* _Instructions for the task_
Transcribe the listing exactly, leaving out every picture.

Data listing:
---

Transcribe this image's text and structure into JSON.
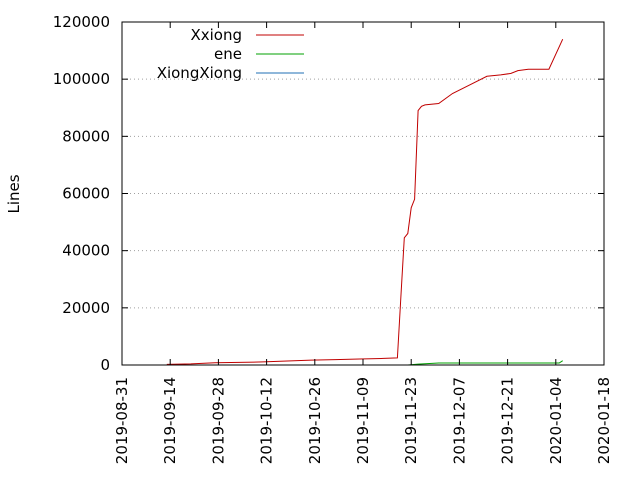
{
  "chart_data": {
    "type": "line",
    "ylabel": "Lines",
    "xlim": [
      "2019-08-31",
      "2020-01-18"
    ],
    "ylim": [
      0,
      120000
    ],
    "grid": "horizontal dotted",
    "legend_position": "top-left",
    "x_ticks": [
      "2019-08-31",
      "2019-09-14",
      "2019-09-28",
      "2019-10-12",
      "2019-10-26",
      "2019-11-09",
      "2019-11-23",
      "2019-12-07",
      "2019-12-21",
      "2020-01-04",
      "2020-01-18"
    ],
    "y_ticks": [
      0,
      20000,
      40000,
      60000,
      80000,
      100000,
      120000
    ],
    "y_tick_labels": [
      "0",
      "20000",
      "40000",
      "60000",
      "80000",
      "100000",
      "120000"
    ],
    "series": [
      {
        "name": "Xxiong",
        "color": "#c00000",
        "x": [
          "2019-09-13",
          "2019-09-20",
          "2019-09-27",
          "2019-10-04",
          "2019-10-11",
          "2019-10-18",
          "2019-10-25",
          "2019-11-01",
          "2019-11-08",
          "2019-11-15",
          "2019-11-19",
          "2019-11-20",
          "2019-11-21",
          "2019-11-22",
          "2019-11-23",
          "2019-11-24",
          "2019-11-25",
          "2019-11-26",
          "2019-11-27",
          "2019-12-01",
          "2019-12-05",
          "2019-12-10",
          "2019-12-15",
          "2019-12-19",
          "2019-12-22",
          "2019-12-24",
          "2019-12-27",
          "2020-01-02",
          "2020-01-06"
        ],
        "y": [
          200,
          400,
          800,
          900,
          1100,
          1400,
          1700,
          1900,
          2100,
          2300,
          2500,
          24000,
          44500,
          46000,
          55000,
          58000,
          89000,
          90500,
          91000,
          91500,
          95000,
          98000,
          101000,
          101500,
          102000,
          103000,
          103500,
          103500,
          114000
        ]
      },
      {
        "name": "ene",
        "color": "#00a000",
        "x": [
          "2019-11-22",
          "2019-11-25",
          "2019-12-01",
          "2019-12-15",
          "2020-01-01",
          "2020-01-05",
          "2020-01-06"
        ],
        "y": [
          0,
          300,
          700,
          700,
          700,
          700,
          1500
        ]
      },
      {
        "name": "XiongXiong",
        "color": "#1f6fb5",
        "x": [
          "2019-11-22",
          "2020-01-06"
        ],
        "y": [
          0,
          0
        ]
      }
    ]
  }
}
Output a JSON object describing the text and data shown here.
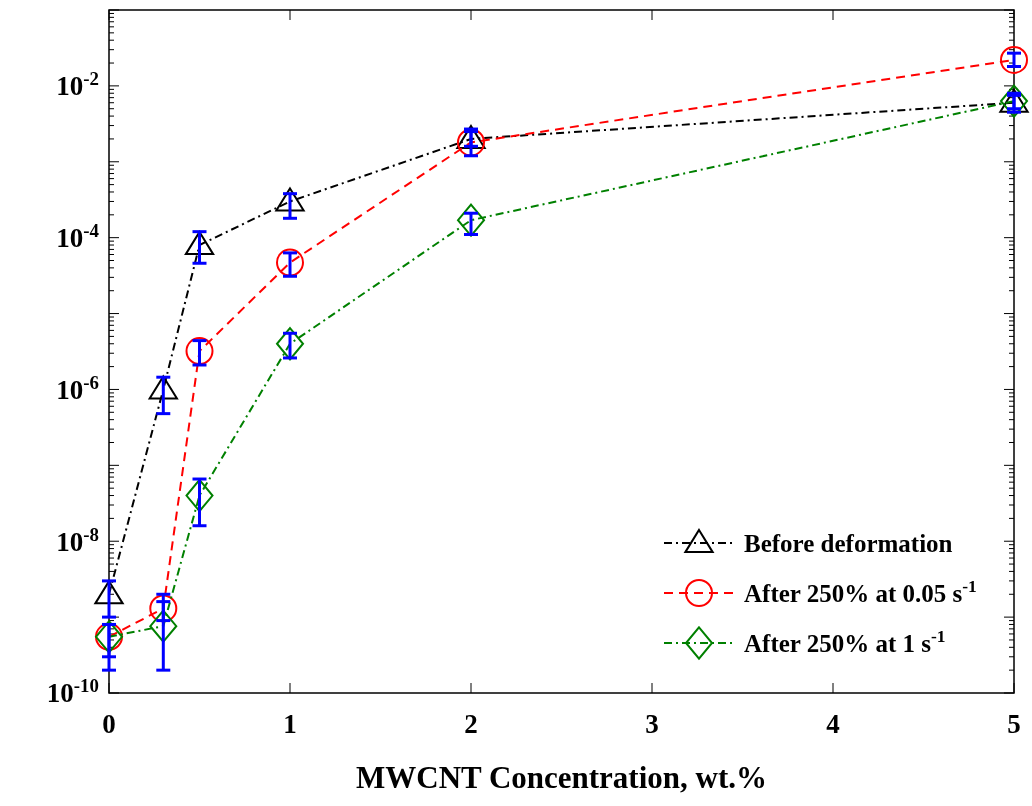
{
  "chart_data": {
    "type": "line",
    "xlabel": "MWCNT Concentration, wt.%",
    "log": "y",
    "xlim": [
      0,
      5
    ],
    "xticks": [
      0,
      1,
      2,
      3,
      4,
      5
    ],
    "ylim": [
      1e-10,
      0.1
    ],
    "yticks": [
      {
        "value": 1e-10,
        "label": "10$^{-10}$"
      },
      {
        "value": 1e-09,
        "label": null
      },
      {
        "value": 1e-08,
        "label": "10$^{-8}$"
      },
      {
        "value": 1e-07,
        "label": null
      },
      {
        "value": 1e-06,
        "label": "10$^{-6}$"
      },
      {
        "value": 1e-05,
        "label": null
      },
      {
        "value": 0.0001,
        "label": "10$^{-4}$"
      },
      {
        "value": 0.001,
        "label": null
      },
      {
        "value": 0.01,
        "label": "10$^{-2}$"
      },
      {
        "value": 0.1,
        "label": null
      }
    ],
    "grid": false,
    "legend": "bottom right",
    "x": [
      0,
      0.3,
      0.5,
      1,
      2,
      5
    ],
    "series": [
      {
        "name": "Before deformation",
        "color": "#000000",
        "marker": "triangle",
        "line_style": "dashdot",
        "values": [
          2e-09,
          1e-06,
          8e-05,
          0.0003,
          0.002,
          0.006
        ],
        "errors": [
          [
            1e-09,
            3e-09
          ],
          [
            4.8e-07,
            1.45e-06
          ],
          [
            4.6e-05,
            0.00012
          ],
          [
            0.00018,
            0.00038
          ],
          [
            0.0016,
            0.0027
          ],
          [
            0.0045,
            0.0075
          ]
        ]
      },
      {
        "name": "After 250% at 0.05 s$^{-1}$",
        "color": "#ff0000",
        "marker": "circle",
        "line_style": "dashed",
        "values": [
          5.5e-10,
          1.3e-09,
          3.2e-06,
          4.7e-05,
          0.0018,
          0.022
        ],
        "errors": [
          [
            2e-10,
            8e-10
          ],
          [
            9e-10,
            2e-09
          ],
          [
            2.1e-06,
            4.4e-06
          ],
          [
            3.1e-05,
            6.3e-05
          ],
          [
            0.0012,
            0.0025
          ],
          [
            0.018,
            0.027
          ]
        ]
      },
      {
        "name": "After 250% at 1 s$^{-1}$",
        "color": "#008000",
        "marker": "diamond",
        "line_style": "dashdot",
        "values": [
          5.5e-10,
          7.6e-10,
          4e-08,
          4e-06,
          0.00017,
          0.0063
        ],
        "errors": [
          [
            3e-10,
            8e-10
          ],
          [
            2e-10,
            1.6e-09
          ],
          [
            1.6e-08,
            6.6e-08
          ],
          [
            2.6e-06,
            5.5e-06
          ],
          [
            0.00011,
            0.00021
          ],
          [
            0.005,
            0.008
          ]
        ]
      }
    ]
  }
}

---

* _Answer to the exercise_
Transcribe this image's text and structure into JSON.
{
  "chart_data": {
    "type": "line",
    "ylabel": "Lines",
    "xlim": [
      "2019-08-31",
      "2020-01-18"
    ],
    "ylim": [
      0,
      120000
    ],
    "grid": "horizontal dotted",
    "legend_position": "top-left",
    "x_ticks": [
      "2019-08-31",
      "2019-09-14",
      "2019-09-28",
      "2019-10-12",
      "2019-10-26",
      "2019-11-09",
      "2019-11-23",
      "2019-12-07",
      "2019-12-21",
      "2020-01-04",
      "2020-01-18"
    ],
    "y_ticks": [
      0,
      20000,
      40000,
      60000,
      80000,
      100000,
      120000
    ],
    "y_tick_labels": [
      "0",
      "20000",
      "40000",
      "60000",
      "80000",
      "100000",
      "120000"
    ],
    "series": [
      {
        "name": "Xxiong",
        "color": "#c00000",
        "x": [
          "2019-09-13",
          "2019-09-20",
          "2019-09-27",
          "2019-10-04",
          "2019-10-11",
          "2019-10-18",
          "2019-10-25",
          "2019-11-01",
          "2019-11-08",
          "2019-11-15",
          "2019-11-19",
          "2019-11-20",
          "2019-11-21",
          "2019-11-22",
          "2019-11-23",
          "2019-11-24",
          "2019-11-25",
          "2019-11-26",
          "2019-11-27",
          "2019-12-01",
          "2019-12-05",
          "2019-12-10",
          "2019-12-15",
          "2019-12-19",
          "2019-12-22",
          "2019-12-24",
          "2019-12-27",
          "2020-01-02",
          "2020-01-06"
        ],
        "y": [
          200,
          400,
          800,
          900,
          1100,
          1400,
          1700,
          1900,
          2100,
          2300,
          2500,
          24000,
          44500,
          46000,
          55000,
          58000,
          89000,
          90500,
          91000,
          91500,
          95000,
          98000,
          101000,
          101500,
          102000,
          103000,
          103500,
          103500,
          114000
        ]
      },
      {
        "name": "ene",
        "color": "#00a000",
        "x": [
          "2019-11-22",
          "2019-11-25",
          "2019-12-01",
          "2019-12-15",
          "2020-01-01",
          "2020-01-05",
          "2020-01-06"
        ],
        "y": [
          0,
          300,
          700,
          700,
          700,
          700,
          1500
        ]
      },
      {
        "name": "XiongXiong",
        "color": "#1f6fb5",
        "x": [
          "2019-11-22",
          "2020-01-06"
        ],
        "y": [
          0,
          0
        ]
      }
    ]
  }
}
Output a JSON object describing the text and data shown here.
{
  "chart_data": {
    "type": "line",
    "xlabel": "MWCNT Concentration, wt.%",
    "log": "y",
    "xlim": [
      0,
      5
    ],
    "xticks": [
      0,
      1,
      2,
      3,
      4,
      5
    ],
    "ylim": [
      1e-10,
      0.1
    ],
    "yticks": [
      {
        "value": 1e-10,
        "label": "10$^{-10}$"
      },
      {
        "value": 1e-09,
        "label": null
      },
      {
        "value": 1e-08,
        "label": "10$^{-8}$"
      },
      {
        "value": 1e-07,
        "label": null
      },
      {
        "value": 1e-06,
        "label": "10$^{-6}$"
      },
      {
        "value": 1e-05,
        "label": null
      },
      {
        "value": 0.0001,
        "label": "10$^{-4}$"
      },
      {
        "value": 0.001,
        "label": null
      },
      {
        "value": 0.01,
        "label": "10$^{-2}$"
      },
      {
        "value": 0.1,
        "label": null
      }
    ],
    "grid": false,
    "legend": "bottom right",
    "x": [
      0,
      0.3,
      0.5,
      1,
      2,
      5
    ],
    "series": [
      {
        "name": "Before deformation",
        "color": "#000000",
        "marker": "triangle",
        "line_style": "dashdot",
        "values": [
          2e-09,
          1e-06,
          8e-05,
          0.0003,
          0.002,
          0.006
        ],
        "errors": [
          [
            1e-09,
            3e-09
          ],
          [
            4.8e-07,
            1.45e-06
          ],
          [
            4.6e-05,
            0.00012
          ],
          [
            0.00018,
            0.00038
          ],
          [
            0.0016,
            0.0027
          ],
          [
            0.0045,
            0.0075
          ]
        ]
      },
      {
        "name": "After 250% at 0.05 s$^{-1}$",
        "color": "#ff0000",
        "marker": "circle",
        "line_style": "dashed",
        "values": [
          5.5e-10,
          1.3e-09,
          3.2e-06,
          4.7e-05,
          0.0018,
          0.022
        ],
        "errors": [
          [
            2e-10,
            8e-10
          ],
          [
            9e-10,
            2e-09
          ],
          [
            2.1e-06,
            4.4e-06
          ],
          [
            3.1e-05,
            6.3e-05
          ],
          [
            0.0012,
            0.0025
          ],
          [
            0.018,
            0.027
          ]
        ]
      },
      {
        "name": "After 250% at 1 s$^{-1}$",
        "color": "#008000",
        "marker": "diamond",
        "line_style": "dashdot",
        "values": [
          5.5e-10,
          7.6e-10,
          4e-08,
          4e-06,
          0.00017,
          0.0063
        ],
        "errors": [
          [
            3e-10,
            8e-10
          ],
          [
            2e-10,
            1.6e-09
          ],
          [
            1.6e-08,
            6.6e-08
          ],
          [
            2.6e-06,
            5.5e-06
          ],
          [
            0.00011,
            0.00021
          ],
          [
            0.005,
            0.008
          ]
        ]
      }
    ]
  }
}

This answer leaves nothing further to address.